• _STATED EXERCISE_
Pull out each line of the data below that contains the string "limit".

(Spatial layout data)
┌──
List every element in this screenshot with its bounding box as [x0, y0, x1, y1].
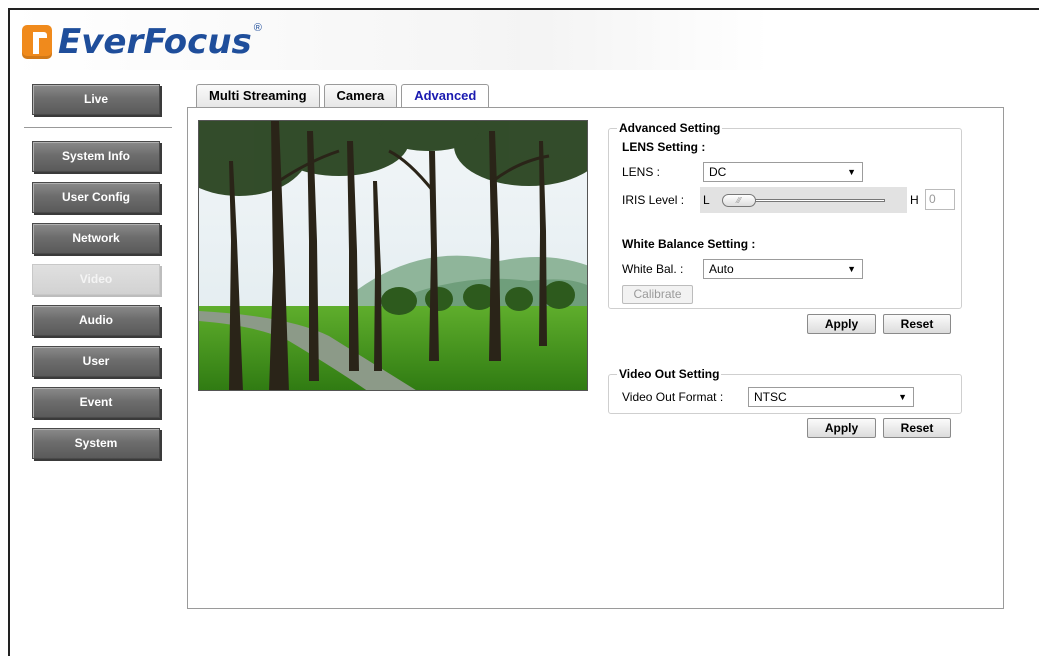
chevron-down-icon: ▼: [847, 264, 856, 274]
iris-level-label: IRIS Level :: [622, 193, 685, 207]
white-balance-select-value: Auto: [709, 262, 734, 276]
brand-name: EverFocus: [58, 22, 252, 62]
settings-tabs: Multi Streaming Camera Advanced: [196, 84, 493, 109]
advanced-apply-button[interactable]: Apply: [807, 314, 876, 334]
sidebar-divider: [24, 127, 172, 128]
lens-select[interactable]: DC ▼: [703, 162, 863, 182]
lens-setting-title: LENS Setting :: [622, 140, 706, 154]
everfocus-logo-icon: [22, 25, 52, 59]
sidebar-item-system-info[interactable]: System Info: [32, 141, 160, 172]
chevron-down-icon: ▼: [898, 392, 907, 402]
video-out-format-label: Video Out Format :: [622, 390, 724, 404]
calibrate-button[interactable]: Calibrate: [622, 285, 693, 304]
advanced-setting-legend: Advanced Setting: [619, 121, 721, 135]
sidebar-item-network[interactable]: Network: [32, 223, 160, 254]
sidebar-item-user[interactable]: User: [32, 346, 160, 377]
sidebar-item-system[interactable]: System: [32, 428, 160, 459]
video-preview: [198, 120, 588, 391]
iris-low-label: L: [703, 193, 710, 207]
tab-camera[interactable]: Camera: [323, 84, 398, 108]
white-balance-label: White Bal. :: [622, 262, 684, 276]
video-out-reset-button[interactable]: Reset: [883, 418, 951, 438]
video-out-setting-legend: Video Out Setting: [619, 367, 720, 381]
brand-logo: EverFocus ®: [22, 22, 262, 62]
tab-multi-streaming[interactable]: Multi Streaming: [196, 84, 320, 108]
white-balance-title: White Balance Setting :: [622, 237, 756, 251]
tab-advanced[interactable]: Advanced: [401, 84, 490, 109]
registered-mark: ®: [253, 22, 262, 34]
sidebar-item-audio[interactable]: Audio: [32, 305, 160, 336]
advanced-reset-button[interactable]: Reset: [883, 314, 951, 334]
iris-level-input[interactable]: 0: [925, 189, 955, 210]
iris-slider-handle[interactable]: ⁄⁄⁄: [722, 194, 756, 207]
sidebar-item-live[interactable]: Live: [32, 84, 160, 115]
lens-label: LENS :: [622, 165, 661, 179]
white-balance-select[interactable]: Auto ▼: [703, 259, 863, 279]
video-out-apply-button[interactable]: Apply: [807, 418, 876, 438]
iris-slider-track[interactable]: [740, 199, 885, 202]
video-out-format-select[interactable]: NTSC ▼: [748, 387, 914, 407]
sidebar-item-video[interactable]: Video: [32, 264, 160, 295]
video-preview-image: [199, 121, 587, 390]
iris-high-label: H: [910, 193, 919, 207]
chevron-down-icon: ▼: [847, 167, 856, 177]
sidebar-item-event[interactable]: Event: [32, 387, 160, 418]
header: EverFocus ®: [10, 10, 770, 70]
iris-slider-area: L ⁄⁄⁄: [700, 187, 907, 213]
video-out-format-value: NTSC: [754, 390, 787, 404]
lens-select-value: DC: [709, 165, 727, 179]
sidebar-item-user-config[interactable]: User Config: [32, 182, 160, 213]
└──
┌──
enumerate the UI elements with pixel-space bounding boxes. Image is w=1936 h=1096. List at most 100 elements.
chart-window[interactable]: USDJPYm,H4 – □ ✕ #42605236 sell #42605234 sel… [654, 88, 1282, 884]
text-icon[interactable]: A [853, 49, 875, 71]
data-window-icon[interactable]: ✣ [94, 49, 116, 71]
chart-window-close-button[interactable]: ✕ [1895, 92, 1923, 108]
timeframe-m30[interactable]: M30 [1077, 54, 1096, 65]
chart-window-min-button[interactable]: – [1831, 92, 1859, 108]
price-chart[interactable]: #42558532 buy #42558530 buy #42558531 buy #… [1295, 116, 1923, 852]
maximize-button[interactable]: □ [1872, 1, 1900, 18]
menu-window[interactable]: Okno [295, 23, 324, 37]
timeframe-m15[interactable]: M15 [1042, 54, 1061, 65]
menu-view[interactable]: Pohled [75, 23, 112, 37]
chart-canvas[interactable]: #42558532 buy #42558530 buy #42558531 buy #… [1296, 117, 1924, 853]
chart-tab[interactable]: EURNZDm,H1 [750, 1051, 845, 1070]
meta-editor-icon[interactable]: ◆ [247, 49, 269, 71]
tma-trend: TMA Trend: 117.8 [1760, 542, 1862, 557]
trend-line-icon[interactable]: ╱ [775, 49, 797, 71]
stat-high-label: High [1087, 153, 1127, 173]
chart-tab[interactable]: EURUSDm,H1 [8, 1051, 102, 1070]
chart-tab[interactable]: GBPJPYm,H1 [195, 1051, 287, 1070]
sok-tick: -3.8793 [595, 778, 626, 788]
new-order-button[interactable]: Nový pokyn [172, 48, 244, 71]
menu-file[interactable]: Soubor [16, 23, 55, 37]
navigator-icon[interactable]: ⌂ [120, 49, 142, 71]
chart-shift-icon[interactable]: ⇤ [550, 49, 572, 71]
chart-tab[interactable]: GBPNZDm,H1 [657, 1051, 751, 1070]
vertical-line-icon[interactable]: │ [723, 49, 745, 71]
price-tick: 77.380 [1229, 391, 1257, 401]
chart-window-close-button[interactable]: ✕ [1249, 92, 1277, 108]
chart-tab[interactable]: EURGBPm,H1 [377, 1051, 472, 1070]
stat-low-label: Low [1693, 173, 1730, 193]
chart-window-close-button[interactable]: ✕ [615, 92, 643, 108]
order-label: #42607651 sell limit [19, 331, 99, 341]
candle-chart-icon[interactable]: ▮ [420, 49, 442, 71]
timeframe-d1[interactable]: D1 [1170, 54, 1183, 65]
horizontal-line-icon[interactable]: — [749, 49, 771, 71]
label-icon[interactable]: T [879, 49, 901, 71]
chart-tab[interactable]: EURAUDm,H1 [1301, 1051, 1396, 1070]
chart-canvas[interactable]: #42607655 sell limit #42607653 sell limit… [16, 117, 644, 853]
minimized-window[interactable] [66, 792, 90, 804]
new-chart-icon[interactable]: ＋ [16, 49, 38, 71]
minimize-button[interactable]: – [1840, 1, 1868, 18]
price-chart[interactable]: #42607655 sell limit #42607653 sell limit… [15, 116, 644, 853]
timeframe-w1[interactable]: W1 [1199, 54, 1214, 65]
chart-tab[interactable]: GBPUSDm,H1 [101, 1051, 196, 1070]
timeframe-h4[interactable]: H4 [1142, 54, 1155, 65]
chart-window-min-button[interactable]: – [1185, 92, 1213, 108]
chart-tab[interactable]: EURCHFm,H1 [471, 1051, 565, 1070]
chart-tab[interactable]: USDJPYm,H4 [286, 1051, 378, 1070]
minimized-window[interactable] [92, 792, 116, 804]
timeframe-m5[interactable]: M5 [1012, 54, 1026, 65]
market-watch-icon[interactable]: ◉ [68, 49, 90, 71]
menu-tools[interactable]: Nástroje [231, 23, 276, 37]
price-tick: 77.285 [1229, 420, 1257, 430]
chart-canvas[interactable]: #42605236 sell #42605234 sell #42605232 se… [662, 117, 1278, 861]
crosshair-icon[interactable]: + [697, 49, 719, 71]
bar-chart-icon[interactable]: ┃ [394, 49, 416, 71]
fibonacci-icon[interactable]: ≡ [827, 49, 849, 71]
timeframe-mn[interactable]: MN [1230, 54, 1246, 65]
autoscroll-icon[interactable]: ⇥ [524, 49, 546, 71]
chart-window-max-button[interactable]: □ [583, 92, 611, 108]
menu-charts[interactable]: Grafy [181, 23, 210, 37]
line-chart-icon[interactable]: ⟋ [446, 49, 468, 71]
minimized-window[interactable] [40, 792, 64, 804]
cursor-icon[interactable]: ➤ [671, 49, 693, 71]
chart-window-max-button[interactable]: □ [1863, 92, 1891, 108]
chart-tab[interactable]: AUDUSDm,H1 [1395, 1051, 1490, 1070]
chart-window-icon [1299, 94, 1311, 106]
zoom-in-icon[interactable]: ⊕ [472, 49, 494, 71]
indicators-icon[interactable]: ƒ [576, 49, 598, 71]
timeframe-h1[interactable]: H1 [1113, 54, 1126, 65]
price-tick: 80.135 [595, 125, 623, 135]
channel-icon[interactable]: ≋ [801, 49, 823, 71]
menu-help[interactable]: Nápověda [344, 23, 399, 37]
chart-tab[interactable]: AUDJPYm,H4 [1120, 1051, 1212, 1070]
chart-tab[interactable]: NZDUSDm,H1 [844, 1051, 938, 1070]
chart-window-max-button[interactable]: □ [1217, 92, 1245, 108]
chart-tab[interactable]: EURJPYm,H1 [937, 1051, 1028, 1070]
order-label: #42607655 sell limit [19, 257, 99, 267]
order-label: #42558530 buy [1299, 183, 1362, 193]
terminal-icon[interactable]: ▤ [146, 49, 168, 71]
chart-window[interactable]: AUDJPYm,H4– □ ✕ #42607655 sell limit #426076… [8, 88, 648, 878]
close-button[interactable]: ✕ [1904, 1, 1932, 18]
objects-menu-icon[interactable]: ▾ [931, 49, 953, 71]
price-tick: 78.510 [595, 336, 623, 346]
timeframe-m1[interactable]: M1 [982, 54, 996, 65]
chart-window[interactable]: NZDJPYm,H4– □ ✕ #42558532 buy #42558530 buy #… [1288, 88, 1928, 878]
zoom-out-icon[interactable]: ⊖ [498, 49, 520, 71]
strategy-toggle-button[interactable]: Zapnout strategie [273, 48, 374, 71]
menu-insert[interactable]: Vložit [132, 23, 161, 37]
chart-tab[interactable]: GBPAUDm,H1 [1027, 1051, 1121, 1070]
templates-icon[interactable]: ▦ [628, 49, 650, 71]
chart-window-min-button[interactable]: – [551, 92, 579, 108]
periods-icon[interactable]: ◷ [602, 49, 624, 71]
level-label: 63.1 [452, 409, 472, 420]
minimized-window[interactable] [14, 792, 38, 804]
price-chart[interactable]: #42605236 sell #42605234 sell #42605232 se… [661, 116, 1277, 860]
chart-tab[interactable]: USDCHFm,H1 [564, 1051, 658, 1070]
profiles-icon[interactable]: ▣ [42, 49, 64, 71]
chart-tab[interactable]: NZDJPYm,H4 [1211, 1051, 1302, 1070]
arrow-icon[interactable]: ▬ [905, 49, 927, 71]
└──
• _TASK SOLUTION_
order-label: #42607651 sell limit [19, 331, 99, 341]
chart-canvas[interactable]: #42607655 sell limit #42607653 sell limit… [16, 117, 644, 853]
price-chart[interactable]: #42607655 sell limit #42607653 sell limit… [15, 116, 644, 853]
order-label: #42607655 sell limit [19, 257, 99, 267]
chart-window[interactable]: AUDJPYm,H4– □ ✕ #42607655 sell limit #426076… [8, 88, 648, 878]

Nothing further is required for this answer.